THE TASK | Exact reproduction is required for all entries.
====== RECORDS FOR THIS TASK
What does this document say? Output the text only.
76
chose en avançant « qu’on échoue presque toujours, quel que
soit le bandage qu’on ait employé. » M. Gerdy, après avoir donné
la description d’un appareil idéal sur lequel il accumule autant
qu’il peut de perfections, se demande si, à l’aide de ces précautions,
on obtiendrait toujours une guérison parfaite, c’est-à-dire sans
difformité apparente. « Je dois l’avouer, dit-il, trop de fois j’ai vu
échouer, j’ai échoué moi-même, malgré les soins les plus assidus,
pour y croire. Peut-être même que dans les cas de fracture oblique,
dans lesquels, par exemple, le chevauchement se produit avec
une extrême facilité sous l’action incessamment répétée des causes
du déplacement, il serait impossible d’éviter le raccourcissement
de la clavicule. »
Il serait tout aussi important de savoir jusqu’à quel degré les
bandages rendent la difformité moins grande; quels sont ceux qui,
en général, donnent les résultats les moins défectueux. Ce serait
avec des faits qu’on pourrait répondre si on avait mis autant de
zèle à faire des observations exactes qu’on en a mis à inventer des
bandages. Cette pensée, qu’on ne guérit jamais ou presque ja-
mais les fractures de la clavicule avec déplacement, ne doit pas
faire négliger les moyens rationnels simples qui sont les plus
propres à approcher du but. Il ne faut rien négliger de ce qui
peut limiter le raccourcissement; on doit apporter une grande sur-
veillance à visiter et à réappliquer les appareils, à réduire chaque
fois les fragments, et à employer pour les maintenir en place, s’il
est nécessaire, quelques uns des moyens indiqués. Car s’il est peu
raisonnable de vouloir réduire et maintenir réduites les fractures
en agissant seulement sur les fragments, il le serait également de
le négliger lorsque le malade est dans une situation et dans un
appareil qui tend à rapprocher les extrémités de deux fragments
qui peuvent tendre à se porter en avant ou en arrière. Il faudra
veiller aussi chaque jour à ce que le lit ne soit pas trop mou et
============
EXPECTED ANSWER |
What does this document say? Output the text only.
76
chose en avançant « qu’on échoue presque toujours, quel que
soit le bandage qu’on ait employé. » M. Gerdy, après avoir donné
la description d’un appareil idéal sur lequel il accumule autant
qu’il peut de perfections, se demande si, à l’aide de ces précautions,
on obtiendrait toujours une guérison parfaite, c’est-à-dire sans
difformité apparente. « Je dois l’avouer, dit-il, trop de fois j’ai vu
échouer, j’ai échoué moi-même, malgré les soins les plus assidus,
pour y croire. Peut-être même que dans les cas de fracture oblique,
dans lesquels, par exemple, le chevauchement se produit avec
une extrême facilité sous l’action incessamment répétée des causes
du déplacement, il serait impossible d’éviter le raccourcissement
de la clavicule. »
Il serait tout aussi important de savoir jusqu’à quel degré les
bandages rendent la difformité moins grande; quels sont ceux qui,
en général, donnent les résultats les moins défectueux. Ce serait
avec des faits qu’on pourrait répondre si on avait mis autant de
zèle à faire des observations exactes qu’on en a mis à inventer des
bandages. Cette pensée, qu’on ne guérit jamais ou presque ja-
mais les fractures de la clavicule avec déplacement, ne doit pas
faire négliger les moyens rationnels simples qui sont les plus
propres à approcher du but. Il ne faut rien négliger de ce qui
peut limiter le raccourcissement; on doit apporter une grande sur-
veillance à visiter et à réappliquer les appareils, à réduire chaque
fois les fragments, et à employer pour les maintenir en place, s’il
est nécessaire, quelques uns des moyens indiqués. Car s’il est peu
raisonnable de vouloir réduire et maintenir réduites les fractures
en agissant seulement sur les fragments, il le serait également de
le négliger lorsque le malade est dans une situation et dans un
appareil qui tend à rapprocher les extrémités de deux fragments
qui peuvent tendre à se porter en avant ou en arrière. Il faudra
veiller aussi chaque jour à ce que le lit ne soit pas trop mou et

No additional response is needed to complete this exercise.